Can you write out, word for word, the part of the potato-growing discussion starting with "Grass (but not" and going on through "head lettuce yet.)"?

▶ **SOURCE**:

_ _ _ _

I've noticed that red potatoes grown here in California are
pale-skinned and flavourless. Quite unlike the good red potatoes from
North Dakota and Washington.

So when I planted some "eyes", I used good Washington potatoes.


Were they cut up .. one eye to the chunk or did you plant smaller
whole potatoes?


Some of each, since some were real small and others had plenty of
spare eyes.


But they *produced* typical pale bland California potatoes -- yuck!

Did you let them dry up or just dig them while the vines were still
green? In california they might just keep growing and growing if you
didn't withdraw water and then make sure no more got to them...
because they will start growing again, making bumps on the already
existing potatoes and some small new ones could form.


They died off on their own and looked like potatoes normally will when
they're ready to dig. Probably the heat and dry air finally got to
them. They were every which size, from pea to fist.

So appears it's a soil, water, or climate issue (SoCal desert), rather
than a variety issue. Any thoughts?

Certainly growing conditions affect the outcome, water.. and too much
of it will make anemic potatoes, if you suspect there is something
missing from the soil, have it tested.


Our "soil" is so alkaline it's off the scale (our water is very high
in calcium, but not in other salts), has zero nitrogen, but is fairly
good for other nutrients. I've added Ammonium sulphate (can't find
straight sulphur here anymore) and plenty of horse manure and mulch,
but it's gonna be a long uphill climb to real soil.

Grass (but not corn), trees other than citrus, tomatoes, onions,
roses, bulb flowers of any sort, all grow like weeds with no care
other than water (tho the tomatoes really went nuts when sprayed with
insecticidal soap). Other veggies have highly variable and often weird
results. Peas do fine, beans look terrible unless you pile on the
nitrogen. Broccoli turns into a giant perennial thing with lacey
leaves, and doesn't make heads, but does make sugar-sweet tasty
blossoms (this was the headed variety, so it's not supposed to do
that!) Carrots are so bitter they're inedible (and make you sick if
you eat 'em anyway). Squash and melons do well if we get a spring, but
not if we just go from winter to summer in one day like happened last
year. Spinach and leaf lettuce get milky-sapped and incredibly
bitter (haven't tried head lettuce yet.)

Califlower was really weird -- didn't head up til it was over a year
old, and by then they were 4 feet tall -- and the entire plant was
sweet and edible (including the root nodules that look like they want
to be flower heads!) Finally had to get rid of them because they were
drawing HORDES of mice. Next time I'll plant 'em out in the middle of
the back 40, not within screaming distance of the house.

The variety you're growing is the biggest difference .. there is an
early red.. norland I think.. and it doesn't have good flavor, very
anemic even grown here in Idaho! (at least in my opinion). Pontiacs
are a later variety, better keeper, MUCH better flavor. I grew some
Levitt's pink..red skin and pink flesh, it was very tasty. Sangre are
a russet skinned red, a bit more mealy than what most of us think of
as reds.. waxy moist.


Pontiac rings a bell, I think that's probably what these were.

_ _ _ _

▶ **DATA SEGMENT**:
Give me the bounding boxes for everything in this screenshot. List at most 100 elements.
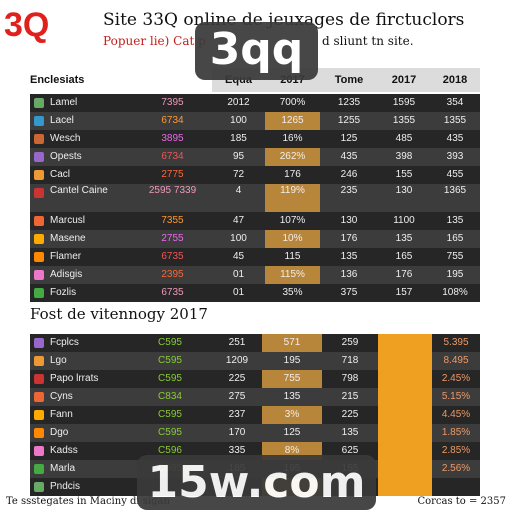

_ _ _ _

▶ **RESULT OF THE TASK**:
Grass (but not corn), trees other than citrus, tomatoes, onions,
roses, bulb flowers of any sort, all grow like weeds with no care
other than water (tho the tomatoes really went nuts when sprayed with
insecticidal soap). Other veggies have highly variable and often weird
results. Peas do fine, beans look terrible unless you pile on the
nitrogen. Broccoli turns into a giant perennial thing with lacey
leaves, and doesn't make heads, but does make sugar-sweet tasty
blossoms (this was the headed variety, so it's not supposed to do
that!) Carrots are so bitter they're inedible (and make you sick if
you eat 'em anyway). Squash and melons do well if we get a spring, but
not if we just go from winter to summer in one day like happened last
year. Spinach and leaf lettuce get milky-sapped and incredibly
bitter (haven't tried head lettuce yet.)